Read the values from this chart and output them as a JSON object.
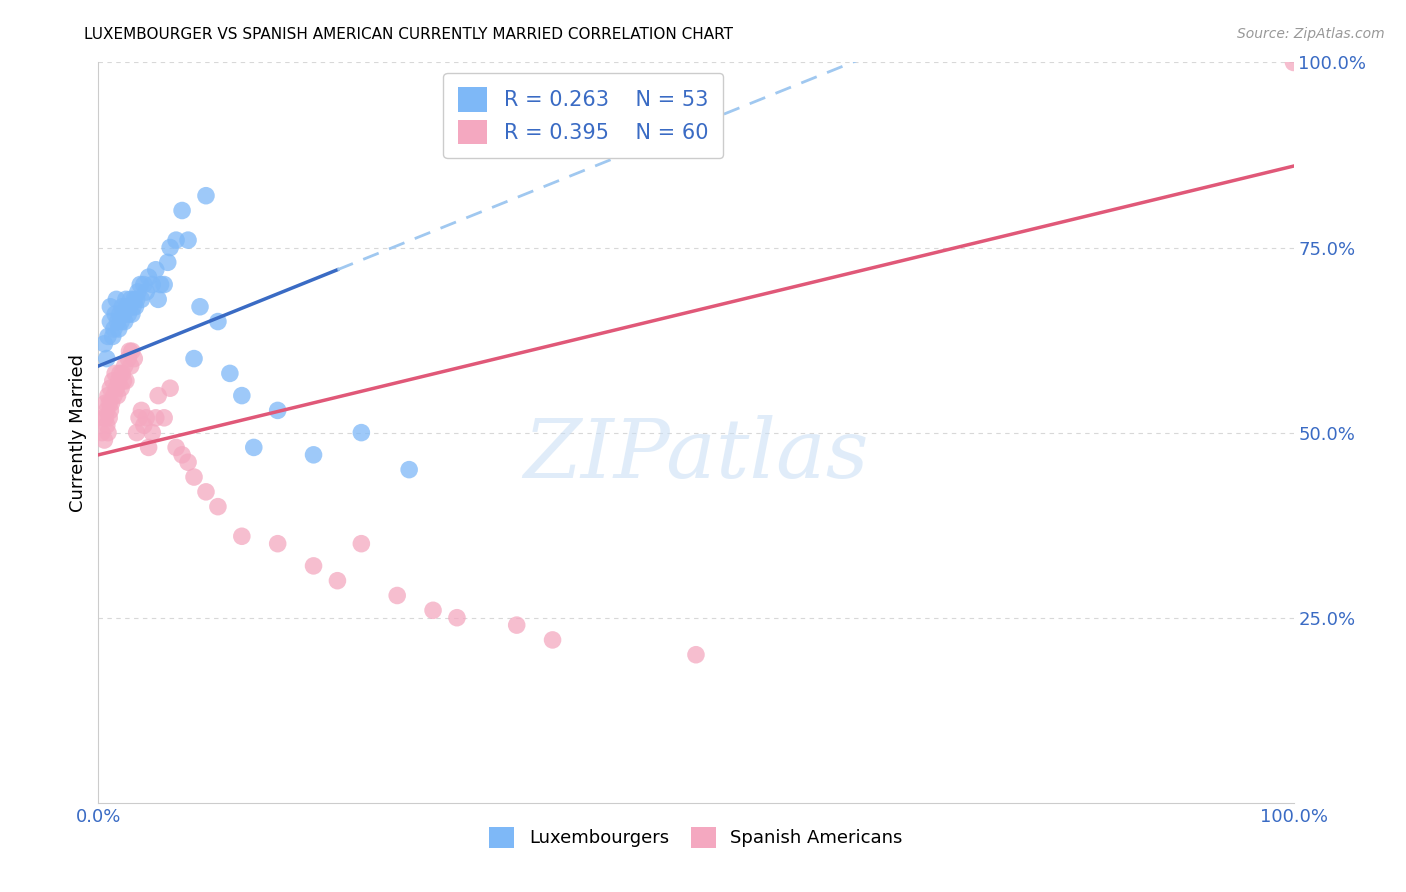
{
  "title": "LUXEMBOURGER VS SPANISH AMERICAN CURRENTLY MARRIED CORRELATION CHART",
  "source": "Source: ZipAtlas.com",
  "ylabel": "Currently Married",
  "blue_color": "#7eb8f7",
  "pink_color": "#f4a8c0",
  "blue_line_color": "#3a6bc4",
  "pink_line_color": "#e05878",
  "blue_dashed_color": "#a0c8f0",
  "background_color": "#ffffff",
  "grid_color": "#d8d8d8",
  "legend_label_color": "#3a6bc4",
  "right_tick_color": "#3a6bc4",
  "bottom_tick_color": "#3a6bc4",
  "blue_R": "R = 0.263",
  "blue_N": "N = 53",
  "pink_R": "R = 0.395",
  "pink_N": "N = 60",
  "blue_x": [
    0.005,
    0.007,
    0.008,
    0.01,
    0.01,
    0.012,
    0.013,
    0.014,
    0.015,
    0.016,
    0.017,
    0.018,
    0.019,
    0.02,
    0.021,
    0.022,
    0.023,
    0.024,
    0.025,
    0.026,
    0.027,
    0.028,
    0.029,
    0.03,
    0.031,
    0.032,
    0.033,
    0.035,
    0.036,
    0.038,
    0.04,
    0.042,
    0.045,
    0.048,
    0.05,
    0.052,
    0.055,
    0.058,
    0.06,
    0.065,
    0.07,
    0.075,
    0.08,
    0.085,
    0.09,
    0.1,
    0.11,
    0.12,
    0.13,
    0.15,
    0.18,
    0.22,
    0.26
  ],
  "blue_y": [
    0.62,
    0.6,
    0.63,
    0.65,
    0.67,
    0.63,
    0.64,
    0.66,
    0.68,
    0.65,
    0.64,
    0.66,
    0.65,
    0.67,
    0.66,
    0.65,
    0.68,
    0.67,
    0.66,
    0.67,
    0.68,
    0.66,
    0.67,
    0.68,
    0.67,
    0.68,
    0.69,
    0.7,
    0.68,
    0.7,
    0.69,
    0.71,
    0.7,
    0.72,
    0.68,
    0.7,
    0.7,
    0.73,
    0.75,
    0.76,
    0.8,
    0.76,
    0.6,
    0.67,
    0.82,
    0.65,
    0.58,
    0.55,
    0.48,
    0.53,
    0.47,
    0.5,
    0.45
  ],
  "pink_x": [
    0.003,
    0.004,
    0.005,
    0.006,
    0.006,
    0.007,
    0.007,
    0.008,
    0.008,
    0.009,
    0.009,
    0.01,
    0.01,
    0.011,
    0.012,
    0.013,
    0.014,
    0.015,
    0.016,
    0.017,
    0.018,
    0.019,
    0.02,
    0.021,
    0.022,
    0.023,
    0.025,
    0.026,
    0.027,
    0.028,
    0.03,
    0.032,
    0.034,
    0.036,
    0.038,
    0.04,
    0.042,
    0.045,
    0.048,
    0.05,
    0.055,
    0.06,
    0.065,
    0.07,
    0.075,
    0.08,
    0.09,
    0.1,
    0.12,
    0.15,
    0.18,
    0.2,
    0.22,
    0.25,
    0.28,
    0.3,
    0.35,
    0.38,
    0.5,
    1.0
  ],
  "pink_y": [
    0.5,
    0.52,
    0.49,
    0.52,
    0.54,
    0.51,
    0.53,
    0.5,
    0.55,
    0.52,
    0.54,
    0.53,
    0.56,
    0.54,
    0.57,
    0.55,
    0.58,
    0.56,
    0.55,
    0.57,
    0.58,
    0.56,
    0.58,
    0.57,
    0.59,
    0.57,
    0.6,
    0.61,
    0.59,
    0.61,
    0.6,
    0.5,
    0.52,
    0.53,
    0.51,
    0.52,
    0.48,
    0.5,
    0.52,
    0.55,
    0.52,
    0.56,
    0.48,
    0.47,
    0.46,
    0.44,
    0.42,
    0.4,
    0.36,
    0.35,
    0.32,
    0.3,
    0.35,
    0.28,
    0.26,
    0.25,
    0.24,
    0.22,
    0.2,
    1.0
  ],
  "xlim": [
    0,
    1.0
  ],
  "ylim": [
    0,
    1.0
  ],
  "blue_line_solid_end": 0.2,
  "blue_line_dash_start": 0.2,
  "watermark_text": "ZIPatlas",
  "watermark_color": "#c8def5"
}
+ + +
Task instructions »
Transcribe all of the entries word for word, but skip any pictures they contain.

Response »
Read the values from this chart and output them as a JSON object.
{
  "title": "LUXEMBOURGER VS SPANISH AMERICAN CURRENTLY MARRIED CORRELATION CHART",
  "source": "Source: ZipAtlas.com",
  "ylabel": "Currently Married",
  "blue_color": "#7eb8f7",
  "pink_color": "#f4a8c0",
  "blue_line_color": "#3a6bc4",
  "pink_line_color": "#e05878",
  "blue_dashed_color": "#a0c8f0",
  "background_color": "#ffffff",
  "grid_color": "#d8d8d8",
  "legend_label_color": "#3a6bc4",
  "right_tick_color": "#3a6bc4",
  "bottom_tick_color": "#3a6bc4",
  "blue_R": "R = 0.263",
  "blue_N": "N = 53",
  "pink_R": "R = 0.395",
  "pink_N": "N = 60",
  "blue_x": [
    0.005,
    0.007,
    0.008,
    0.01,
    0.01,
    0.012,
    0.013,
    0.014,
    0.015,
    0.016,
    0.017,
    0.018,
    0.019,
    0.02,
    0.021,
    0.022,
    0.023,
    0.024,
    0.025,
    0.026,
    0.027,
    0.028,
    0.029,
    0.03,
    0.031,
    0.032,
    0.033,
    0.035,
    0.036,
    0.038,
    0.04,
    0.042,
    0.045,
    0.048,
    0.05,
    0.052,
    0.055,
    0.058,
    0.06,
    0.065,
    0.07,
    0.075,
    0.08,
    0.085,
    0.09,
    0.1,
    0.11,
    0.12,
    0.13,
    0.15,
    0.18,
    0.22,
    0.26
  ],
  "blue_y": [
    0.62,
    0.6,
    0.63,
    0.65,
    0.67,
    0.63,
    0.64,
    0.66,
    0.68,
    0.65,
    0.64,
    0.66,
    0.65,
    0.67,
    0.66,
    0.65,
    0.68,
    0.67,
    0.66,
    0.67,
    0.68,
    0.66,
    0.67,
    0.68,
    0.67,
    0.68,
    0.69,
    0.7,
    0.68,
    0.7,
    0.69,
    0.71,
    0.7,
    0.72,
    0.68,
    0.7,
    0.7,
    0.73,
    0.75,
    0.76,
    0.8,
    0.76,
    0.6,
    0.67,
    0.82,
    0.65,
    0.58,
    0.55,
    0.48,
    0.53,
    0.47,
    0.5,
    0.45
  ],
  "pink_x": [
    0.003,
    0.004,
    0.005,
    0.006,
    0.006,
    0.007,
    0.007,
    0.008,
    0.008,
    0.009,
    0.009,
    0.01,
    0.01,
    0.011,
    0.012,
    0.013,
    0.014,
    0.015,
    0.016,
    0.017,
    0.018,
    0.019,
    0.02,
    0.021,
    0.022,
    0.023,
    0.025,
    0.026,
    0.027,
    0.028,
    0.03,
    0.032,
    0.034,
    0.036,
    0.038,
    0.04,
    0.042,
    0.045,
    0.048,
    0.05,
    0.055,
    0.06,
    0.065,
    0.07,
    0.075,
    0.08,
    0.09,
    0.1,
    0.12,
    0.15,
    0.18,
    0.2,
    0.22,
    0.25,
    0.28,
    0.3,
    0.35,
    0.38,
    0.5,
    1.0
  ],
  "pink_y": [
    0.5,
    0.52,
    0.49,
    0.52,
    0.54,
    0.51,
    0.53,
    0.5,
    0.55,
    0.52,
    0.54,
    0.53,
    0.56,
    0.54,
    0.57,
    0.55,
    0.58,
    0.56,
    0.55,
    0.57,
    0.58,
    0.56,
    0.58,
    0.57,
    0.59,
    0.57,
    0.6,
    0.61,
    0.59,
    0.61,
    0.6,
    0.5,
    0.52,
    0.53,
    0.51,
    0.52,
    0.48,
    0.5,
    0.52,
    0.55,
    0.52,
    0.56,
    0.48,
    0.47,
    0.46,
    0.44,
    0.42,
    0.4,
    0.36,
    0.35,
    0.32,
    0.3,
    0.35,
    0.28,
    0.26,
    0.25,
    0.24,
    0.22,
    0.2,
    1.0
  ],
  "xlim": [
    0,
    1.0
  ],
  "ylim": [
    0,
    1.0
  ],
  "blue_line_solid_end": 0.2,
  "blue_line_dash_start": 0.2,
  "watermark_text": "ZIPatlas",
  "watermark_color": "#c8def5"
}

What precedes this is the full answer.